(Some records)
##########
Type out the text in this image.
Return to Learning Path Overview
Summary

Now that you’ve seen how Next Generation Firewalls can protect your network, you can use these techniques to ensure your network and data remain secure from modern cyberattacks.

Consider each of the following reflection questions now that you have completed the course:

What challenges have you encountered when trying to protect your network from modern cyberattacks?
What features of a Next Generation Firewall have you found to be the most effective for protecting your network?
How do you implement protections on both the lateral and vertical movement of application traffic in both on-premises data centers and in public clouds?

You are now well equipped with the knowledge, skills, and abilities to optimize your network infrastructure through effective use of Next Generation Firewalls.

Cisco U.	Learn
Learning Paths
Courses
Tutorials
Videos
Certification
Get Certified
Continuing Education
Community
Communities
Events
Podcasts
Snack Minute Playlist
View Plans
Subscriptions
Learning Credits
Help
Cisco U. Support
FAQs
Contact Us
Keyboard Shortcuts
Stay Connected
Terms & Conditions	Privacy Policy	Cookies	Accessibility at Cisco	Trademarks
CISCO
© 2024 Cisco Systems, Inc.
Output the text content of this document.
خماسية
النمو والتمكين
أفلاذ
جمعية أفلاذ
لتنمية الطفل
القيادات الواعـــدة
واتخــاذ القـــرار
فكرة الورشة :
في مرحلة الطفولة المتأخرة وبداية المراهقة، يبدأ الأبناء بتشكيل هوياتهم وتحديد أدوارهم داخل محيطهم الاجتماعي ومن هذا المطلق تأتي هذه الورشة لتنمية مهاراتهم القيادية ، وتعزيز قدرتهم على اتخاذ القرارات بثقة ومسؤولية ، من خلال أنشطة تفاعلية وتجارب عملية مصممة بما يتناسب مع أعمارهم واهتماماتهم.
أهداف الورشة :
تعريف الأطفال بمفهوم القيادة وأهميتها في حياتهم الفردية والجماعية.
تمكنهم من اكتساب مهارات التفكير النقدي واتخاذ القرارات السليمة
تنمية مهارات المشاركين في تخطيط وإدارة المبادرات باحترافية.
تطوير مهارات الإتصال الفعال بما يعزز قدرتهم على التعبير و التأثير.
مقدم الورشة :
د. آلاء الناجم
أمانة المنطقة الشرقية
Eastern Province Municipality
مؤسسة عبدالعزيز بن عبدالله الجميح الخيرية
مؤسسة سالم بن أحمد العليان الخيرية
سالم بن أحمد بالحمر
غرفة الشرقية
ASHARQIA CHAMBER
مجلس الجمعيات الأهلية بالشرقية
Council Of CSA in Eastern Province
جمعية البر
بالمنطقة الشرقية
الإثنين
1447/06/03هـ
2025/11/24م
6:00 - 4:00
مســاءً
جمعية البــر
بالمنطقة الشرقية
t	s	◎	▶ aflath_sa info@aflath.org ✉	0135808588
##########
GIVEN REQUEST — Find and copy each line above that includes the string "cyberattacks".

COMPLETE OUTPUT —
Now that you’ve seen how Next Generation Firewalls can protect your network, you can use these techniques to ensure your network and data remain secure from modern cyberattacks.
What challenges have you encountered when trying to protect your network from modern cyberattacks?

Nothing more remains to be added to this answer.